What the exercise asks. Write out each line that follows exactly as it stands, without the pictures.

Records for processing.
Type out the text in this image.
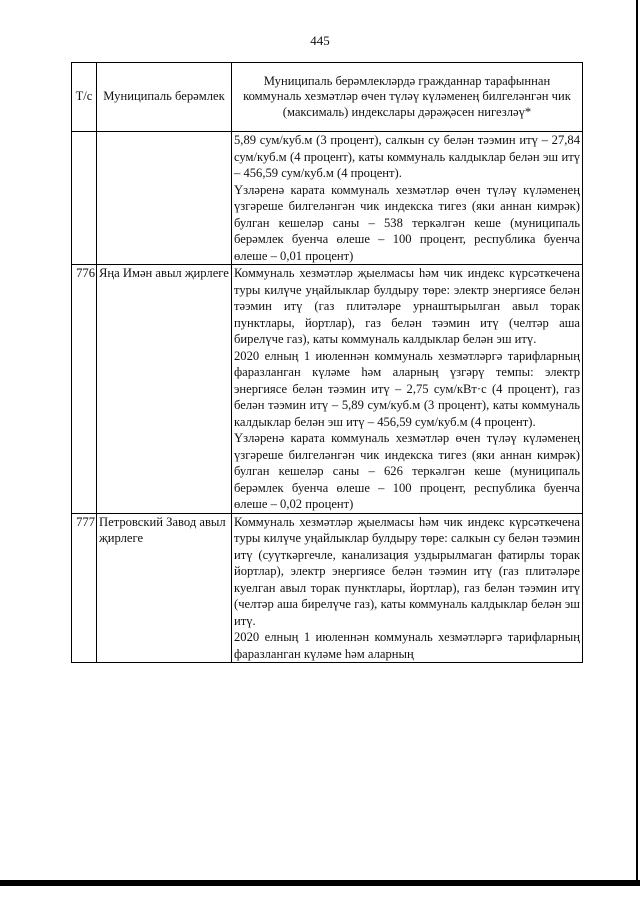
445
Т/с	Муниципаль берәмлек	Муниципаль берәмлекләрдә гражданнар тарафыннан коммуналь хезмәтләр өчен түләү күләменең билгеләнгән чик (максималь) индекслары дәрәҗәсен нигезләү*

		5,89 сум/куб.м (3 процент), салкын су белән тәэмин итү – 27,84 сум/куб.м (4 процент), каты коммуналь калдыклар белән эш итү – 456,59 сум/куб.м (4 процент).
Үзләренә карата коммуналь хезмәтләр өчен түләү күләменең үзгәреше билгеләнгән чик индекска тигез (яки аннан кимрәк) булган кешеләр саны – 538 теркәлгән кеше (муниципаль берәмлек буенча өлеше – 100 процент, республика буенча өлеше – 0,01 процент)

776	Яңа Имән авыл җирлеге	Коммуналь хезмәтләр җыелмасы һәм чик индекс күрсәткечена туры килүче уңайлыклар булдыру төре: электр энергиясе белән тәэмин итү (газ плитәләре урнаштырылган авыл торак пунктлары, йортлар), газ белән тәэмин итү (челтәр аша бирелүче газ), каты коммуналь калдыклар белән эш итү.
2020 елның 1 июленнән коммуналь хезмәтләргә тарифларның фаразланган күләме һәм аларның үзгәрү темпы: электр энергиясе белән тәэмин итү – 2,75 сум/кВт·с (4 процент), газ белән тәэмин итү – 5,89 сум/куб.м (3 процент), каты коммуналь калдыклар белән эш итү – 456,59 сум/куб.м (4 процент).
Үзләренә карата коммуналь хезмәтләр өчен түләү күләменең үзгәреше билгеләнгән чик индекска тигез (яки аннан кимрәк) булган кешеләр саны – 626 теркәлгән кеше (муниципаль берәмлек буенча өлеше – 100 процент, республика буенча өлеше – 0,02 процент)

777	Петровский Завод авыл җирлеге	Коммуналь хезмәтләр җыелмасы һәм чик индекс күрсәткечена туры килүче уңайлыклар булдыру төре: салкын су белән тәэмин итү (суүткәргечле, канализация уздырылмаган фатирлы торак йортлар), электр энергиясе белән тәэмин итү (газ плитәләре куелган авыл торак пунктлары, йортлар), газ белән тәэмин итү (челтәр аша бирелүче газ), каты коммуналь калдыклар белән эш итү.
2020 елның 1 июленнән коммуналь хезмәтләргә тарифларның фаразланган күләме һәм аларның
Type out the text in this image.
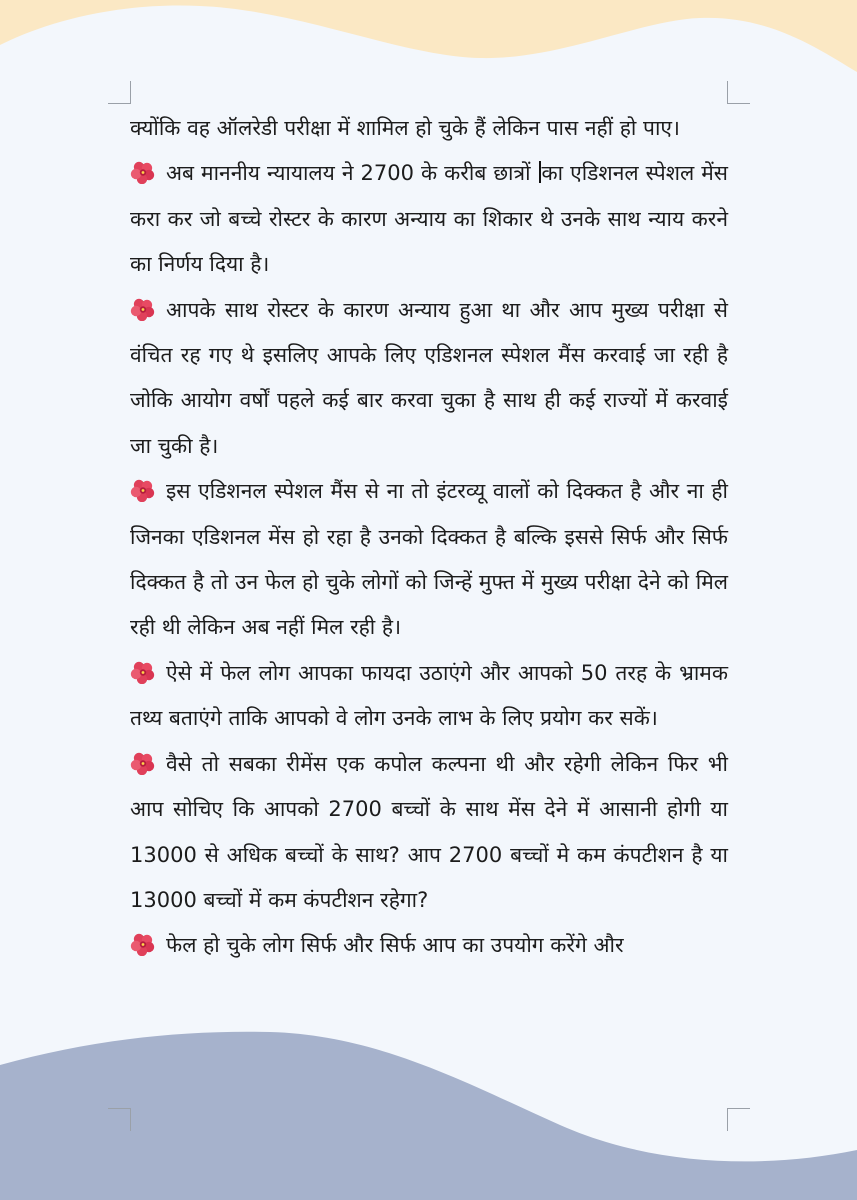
क्योंकि वह ऑलरेडी परीक्षा में शामिल हो चुके हैं लेकिन पास नहीं हो पाए।

अब माननीय न्यायालय ने 2700 के करीब छात्रों का एडिशनल स्पेशल मेंस करा कर जो बच्चे रोस्टर के कारण अन्याय का शिकार थे उनके साथ न्याय करने का निर्णय दिया है।

आपके साथ रोस्टर के कारण अन्याय हुआ था और आप मुख्य परीक्षा से वंचित रह गए थे इसलिए आपके लिए एडिशनल स्पेशल मैंस करवाई जा रही है जोकि आयोग वर्षों पहले कई बार करवा चुका है साथ ही कई राज्यों में करवाई जा चुकी है।

इस एडिशनल स्पेशल मैंस से ना तो इंटरव्यू वालों को दिक्कत है और ना ही जिनका एडिशनल मेंस हो रहा है उनको दिक्कत है बल्कि इससे सिर्फ और सिर्फ दिक्कत है तो उन फेल हो चुके लोगों को जिन्हें मुफ्त में मुख्य परीक्षा देने को मिल रही थी लेकिन अब नहीं मिल रही है।

ऐसे में फेल लोग आपका फायदा उठाएंगे और आपको 50 तरह के भ्रामक तथ्य बताएंगे ताकि आपको वे लोग उनके लाभ के लिए प्रयोग कर सकें।

वैसे तो सबका रीमेंस एक कपोल कल्पना थी और रहेगी लेकिन फिर भी आप सोचिए कि आपको 2700 बच्चों के साथ मेंस देने में आसानी होगी या 13000 से अधिक बच्चों के साथ? आप 2700 बच्चों मे कम कंपटीशन है या 13000 बच्चों में कम कंपटीशन रहेगा?

फेल हो चुके लोग सिर्फ और सिर्फ आप का उपयोग करेंगे और
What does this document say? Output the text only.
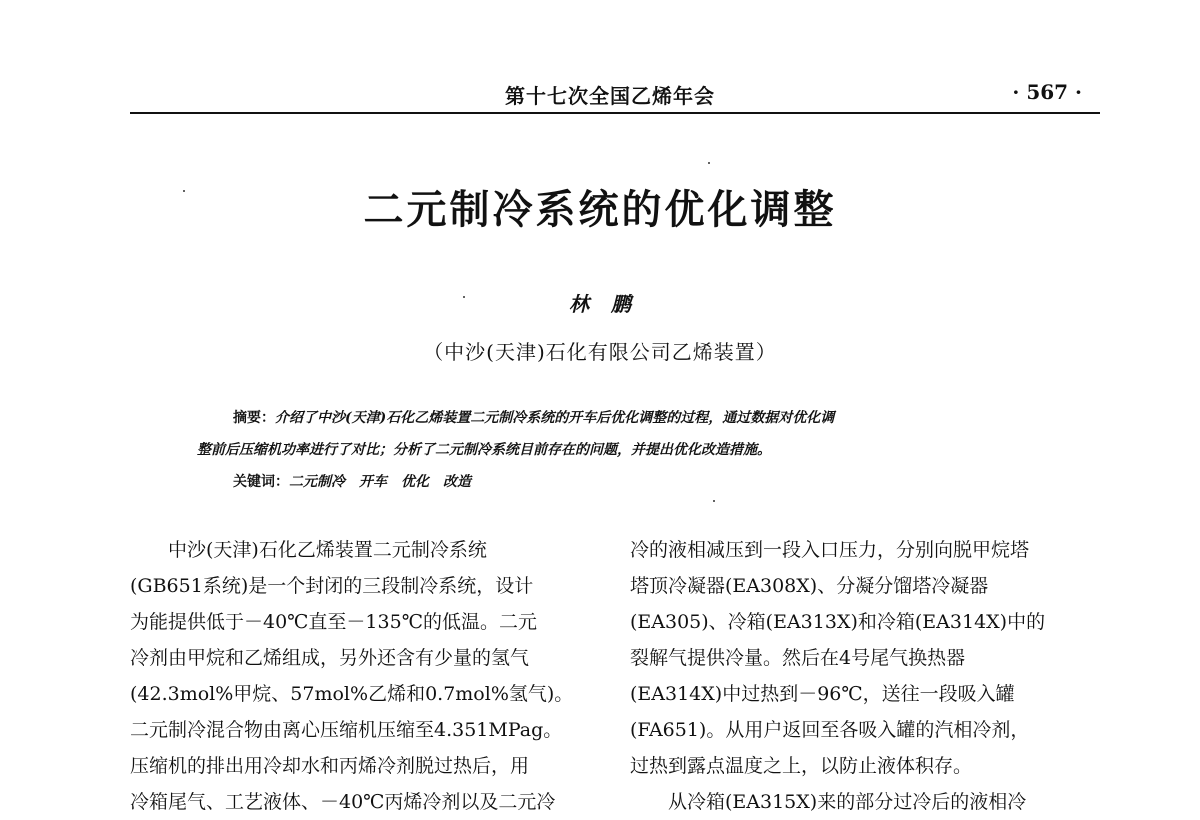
第十七次全国乙烯年会	· 567 ·
二元制冷系统的优化调整
林鹏
（中沙(天津)石化有限公司乙烯装置）
摘要：介绍了中沙(天津)石化乙烯装置二元制冷系统的开车后优化调整的过程，通过数据对优化调
整前后压缩机功率进行了对比；分析了二元制冷系统目前存在的问题，并提出优化改造措施。
关键词：二元制冷 开车 优化 改造
中沙(天津)石化乙烯装置二元制冷系统
(GB651系统)是一个封闭的三段制冷系统，设计
为能提供低于－40℃直至－135℃的低温。二元
冷剂由甲烷和乙烯组成，另外还含有少量的氢气
(42.3mol%甲烷、57mol%乙烯和0.7mol%氢气)。
二元制冷混合物由离心压缩机压缩至4.351MPag。
压缩机的排出用冷却水和丙烯冷剂脱过热后，用
冷箱尾气、工艺液体、－40℃丙烯冷剂以及二元冷
冷的液相减压到一段入口压力，分别向脱甲烷塔
塔顶冷凝器(EA308X)、分凝分馏塔冷凝器
(EA305)、冷箱(EA313X)和冷箱(EA314X)中的
裂解气提供冷量。然后在4号尾气换热器
(EA314X)中过热到－96℃，送往一段吸入罐
(FA651)。从用户返回至各吸入罐的汽相冷剂，
过热到露点温度之上，以防止液体积存。
从冷箱(EA315X)来的部分过冷后的液相冷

Finished task.
Type out the text in this image.
445
Т/с	Муниципаль берәмлек	Муниципаль берәмлекләрдә гражданнар тарафыннан коммуналь хезмәтләр өчен түләү күләменең билгеләнгән чик (максималь) индекслары дәрәҗәсен нигезләү*

		5,89 сум/куб.м (3 процент), салкын су белән тәэмин итү – 27,84 сум/куб.м (4 процент), каты коммуналь калдыклар белән эш итү – 456,59 сум/куб.м (4 процент).
Үзләренә карата коммуналь хезмәтләр өчен түләү күләменең үзгәреше билгеләнгән чик индекска тигез (яки аннан кимрәк) булган кешеләр саны – 538 теркәлгән кеше (муниципаль берәмлек буенча өлеше – 100 процент, республика буенча өлеше – 0,01 процент)

776	Яңа Имән авыл җирлеге	Коммуналь хезмәтләр җыелмасы һәм чик индекс күрсәткечена туры килүче уңайлыклар булдыру төре: электр энергиясе белән тәэмин итү (газ плитәләре урнаштырылган авыл торак пунктлары, йортлар), газ белән тәэмин итү (челтәр аша бирелүче газ), каты коммуналь калдыклар белән эш итү.
2020 елның 1 июленнән коммуналь хезмәтләргә тарифларның фаразланган күләме һәм аларның үзгәрү темпы: электр энергиясе белән тәэмин итү – 2,75 сум/кВт·с (4 процент), газ белән тәэмин итү – 5,89 сум/куб.м (3 процент), каты коммуналь калдыклар белән эш итү – 456,59 сум/куб.м (4 процент).
Үзләренә карата коммуналь хезмәтләр өчен түләү күләменең үзгәреше билгеләнгән чик индекска тигез (яки аннан кимрәк) булган кешеләр саны – 626 теркәлгән кеше (муниципаль берәмлек буенча өлеше – 100 процент, республика буенча өлеше – 0,02 процент)

777	Петровский Завод авыл җирлеге	Коммуналь хезмәтләр җыелмасы һәм чик индекс күрсәткечена туры килүче уңайлыклар булдыру төре: салкын су белән тәэмин итү (суүткәргечле, канализация уздырылмаган фатирлы торак йортлар), электр энергиясе белән тәэмин итү (газ плитәләре куелган авыл торак пунктлары, йортлар), газ белән тәэмин итү (челтәр аша бирелүче газ), каты коммуналь калдыклар белән эш итү.
2020 елның 1 июленнән коммуналь хезмәтләргә тарифларның фаразланган күләме һәм аларның
Type out the text in this image.
क्योंकि वह ऑलरेडी परीक्षा में शामिल हो चुके हैं लेकिन पास नहीं हो पाए।

अब माननीय न्यायालय ने 2700 के करीब छात्रों का एडिशनल स्पेशल मेंस करा कर जो बच्चे रोस्टर के कारण अन्याय का शिकार थे उनके साथ न्याय करने का निर्णय दिया है।

आपके साथ रोस्टर के कारण अन्याय हुआ था और आप मुख्य परीक्षा से वंचित रह गए थे इसलिए आपके लिए एडिशनल स्पेशल मैंस करवाई जा रही है जोकि आयोग वर्षों पहले कई बार करवा चुका है साथ ही कई राज्यों में करवाई जा चुकी है।

इस एडिशनल स्पेशल मैंस से ना तो इंटरव्यू वालों को दिक्कत है और ना ही जिनका एडिशनल मेंस हो रहा है उनको दिक्कत है बल्कि इससे सिर्फ और सिर्फ दिक्कत है तो उन फेल हो चुके लोगों को जिन्हें मुफ्त में मुख्य परीक्षा देने को मिल रही थी लेकिन अब नहीं मिल रही है।

ऐसे में फेल लोग आपका फायदा उठाएंगे और आपको 50 तरह के भ्रामक तथ्य बताएंगे ताकि आपको वे लोग उनके लाभ के लिए प्रयोग कर सकें।

वैसे तो सबका रीमेंस एक कपोल कल्पना थी और रहेगी लेकिन फिर भी आप सोचिए कि आपको 2700 बच्चों के साथ मेंस देने में आसानी होगी या 13000 से अधिक बच्चों के साथ? आप 2700 बच्चों मे कम कंपटीशन है या 13000 बच्चों में कम कंपटीशन रहेगा?

फेल हो चुके लोग सिर्फ और सिर्फ आप का उपयोग करेंगे और
What does this document say? Output the text only.
第十七次全国乙烯年会	· 567 ·
二元制冷系统的优化调整
林鹏
（中沙(天津)石化有限公司乙烯装置）
摘要：介绍了中沙(天津)石化乙烯装置二元制冷系统的开车后优化调整的过程，通过数据对优化调
整前后压缩机功率进行了对比；分析了二元制冷系统目前存在的问题，并提出优化改造措施。
关键词：二元制冷 开车 优化 改造
中沙(天津)石化乙烯装置二元制冷系统
(GB651系统)是一个封闭的三段制冷系统，设计
为能提供低于－40℃直至－135℃的低温。二元
冷剂由甲烷和乙烯组成，另外还含有少量的氢气
(42.3mol%甲烷、57mol%乙烯和0.7mol%氢气)。
二元制冷混合物由离心压缩机压缩至4.351MPag。
压缩机的排出用冷却水和丙烯冷剂脱过热后，用
冷箱尾气、工艺液体、－40℃丙烯冷剂以及二元冷
冷的液相减压到一段入口压力，分别向脱甲烷塔
塔顶冷凝器(EA308X)、分凝分馏塔冷凝器
(EA305)、冷箱(EA313X)和冷箱(EA314X)中的
裂解气提供冷量。然后在4号尾气换热器
(EA314X)中过热到－96℃，送往一段吸入罐
(FA651)。从用户返回至各吸入罐的汽相冷剂，
过热到露点温度之上，以防止液体积存。
从冷箱(EA315X)来的部分过冷后的液相冷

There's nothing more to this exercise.